[DIRECTION] Restate all of the entries exactly, dropping any pictures they hold.

[MATERIAL TO PROCESS]

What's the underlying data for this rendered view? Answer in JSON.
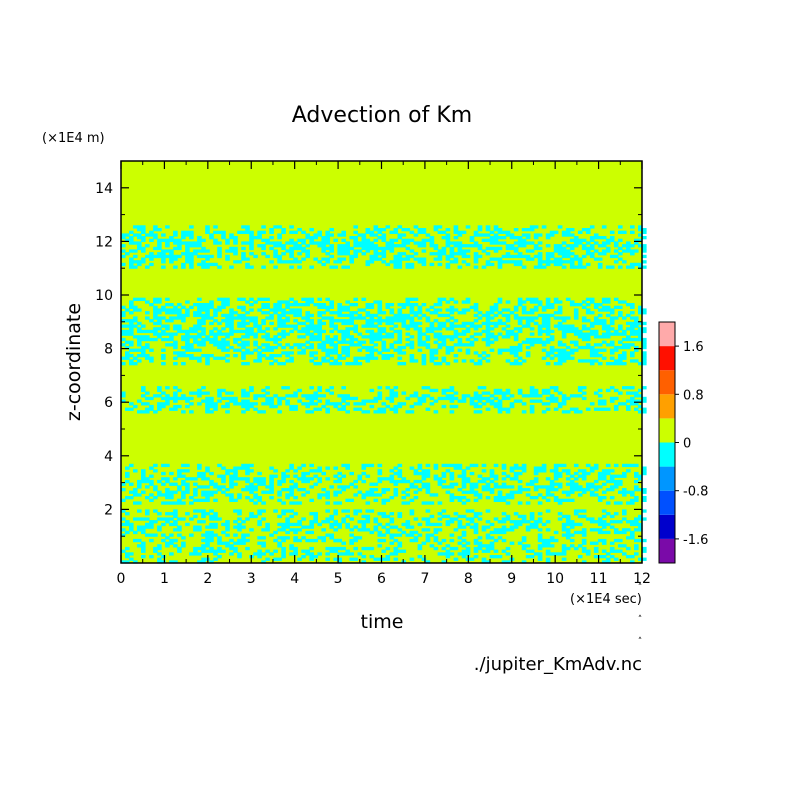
{
  "chart_data": {
    "type": "heatmap",
    "title": "Advection of Km",
    "xlabel": "time",
    "ylabel": "z-coordinate",
    "x_unit": "(×1E4 sec)",
    "y_unit": "(×1E4 m)",
    "source_label": "./jupiter_KmAdv.nc",
    "xlim": [
      0,
      12
    ],
    "ylim": [
      0,
      15
    ],
    "x_ticks": [
      0,
      1,
      2,
      3,
      4,
      5,
      6,
      7,
      8,
      9,
      10,
      11,
      12
    ],
    "y_ticks": [
      2,
      4,
      6,
      8,
      10,
      12,
      14
    ],
    "colorbar": {
      "levels": [
        -2.0,
        -1.6,
        -1.2,
        -0.8,
        -0.4,
        0,
        0.4,
        0.8,
        1.2,
        1.6,
        2.0
      ],
      "tick_labels": [
        "-1.6",
        "-0.8",
        "0",
        "0.8",
        "1.6"
      ],
      "tick_values": [
        -1.6,
        -0.8,
        0,
        0.8,
        1.6
      ],
      "colors": [
        "#7a0aa8",
        "#0000cc",
        "#0050ff",
        "#0096ff",
        "#00ffff",
        "#ccff00",
        "#ffa000",
        "#ff6000",
        "#ff1000",
        "#ffaaaa"
      ]
    },
    "background_value": 0.2,
    "negative_value": -0.2,
    "negative_bands": [
      {
        "z_range": [
          11.0,
          12.5
        ],
        "t_range": [
          0,
          12
        ],
        "density": 0.5,
        "note_level": -0.2
      },
      {
        "z_range": [
          7.4,
          9.8
        ],
        "t_range": [
          0,
          12
        ],
        "density": 0.55,
        "note_level": -0.2
      },
      {
        "z_range": [
          5.6,
          6.5
        ],
        "t_range": [
          0,
          12
        ],
        "density": 0.45,
        "note_level": -0.2
      },
      {
        "z_range": [
          2.2,
          3.7
        ],
        "t_range": [
          0,
          12
        ],
        "density": 0.45,
        "note_level": -0.2
      },
      {
        "z_range": [
          0.8,
          2.0
        ],
        "t_range": [
          0,
          12
        ],
        "density": 0.4,
        "note_level": -0.2
      },
      {
        "z_range": [
          0.0,
          0.8
        ],
        "t_range": [
          0,
          12
        ],
        "density": 0.35,
        "note_level": -0.2
      }
    ]
  }
}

[COMPLETED TASK]
What's the underlying data for this rendered view? Answer in JSON.
{
  "chart_data": {
    "type": "heatmap",
    "title": "Advection of Km",
    "xlabel": "time",
    "ylabel": "z-coordinate",
    "x_unit": "(×1E4 sec)",
    "y_unit": "(×1E4 m)",
    "source_label": "./jupiter_KmAdv.nc",
    "xlim": [
      0,
      12
    ],
    "ylim": [
      0,
      15
    ],
    "x_ticks": [
      0,
      1,
      2,
      3,
      4,
      5,
      6,
      7,
      8,
      9,
      10,
      11,
      12
    ],
    "y_ticks": [
      2,
      4,
      6,
      8,
      10,
      12,
      14
    ],
    "colorbar": {
      "levels": [
        -2.0,
        -1.6,
        -1.2,
        -0.8,
        -0.4,
        0,
        0.4,
        0.8,
        1.2,
        1.6,
        2.0
      ],
      "tick_labels": [
        "-1.6",
        "-0.8",
        "0",
        "0.8",
        "1.6"
      ],
      "tick_values": [
        -1.6,
        -0.8,
        0,
        0.8,
        1.6
      ],
      "colors": [
        "#7a0aa8",
        "#0000cc",
        "#0050ff",
        "#0096ff",
        "#00ffff",
        "#ccff00",
        "#ffa000",
        "#ff6000",
        "#ff1000",
        "#ffaaaa"
      ]
    },
    "background_value": 0.2,
    "negative_value": -0.2,
    "negative_bands": [
      {
        "z_range": [
          11.0,
          12.5
        ],
        "t_range": [
          0,
          12
        ],
        "density": 0.5,
        "note_level": -0.2
      },
      {
        "z_range": [
          7.4,
          9.8
        ],
        "t_range": [
          0,
          12
        ],
        "density": 0.55,
        "note_level": -0.2
      },
      {
        "z_range": [
          5.6,
          6.5
        ],
        "t_range": [
          0,
          12
        ],
        "density": 0.45,
        "note_level": -0.2
      },
      {
        "z_range": [
          2.2,
          3.7
        ],
        "t_range": [
          0,
          12
        ],
        "density": 0.45,
        "note_level": -0.2
      },
      {
        "z_range": [
          0.8,
          2.0
        ],
        "t_range": [
          0,
          12
        ],
        "density": 0.4,
        "note_level": -0.2
      },
      {
        "z_range": [
          0.0,
          0.8
        ],
        "t_range": [
          0,
          12
        ],
        "density": 0.35,
        "note_level": -0.2
      }
    ]
  }
}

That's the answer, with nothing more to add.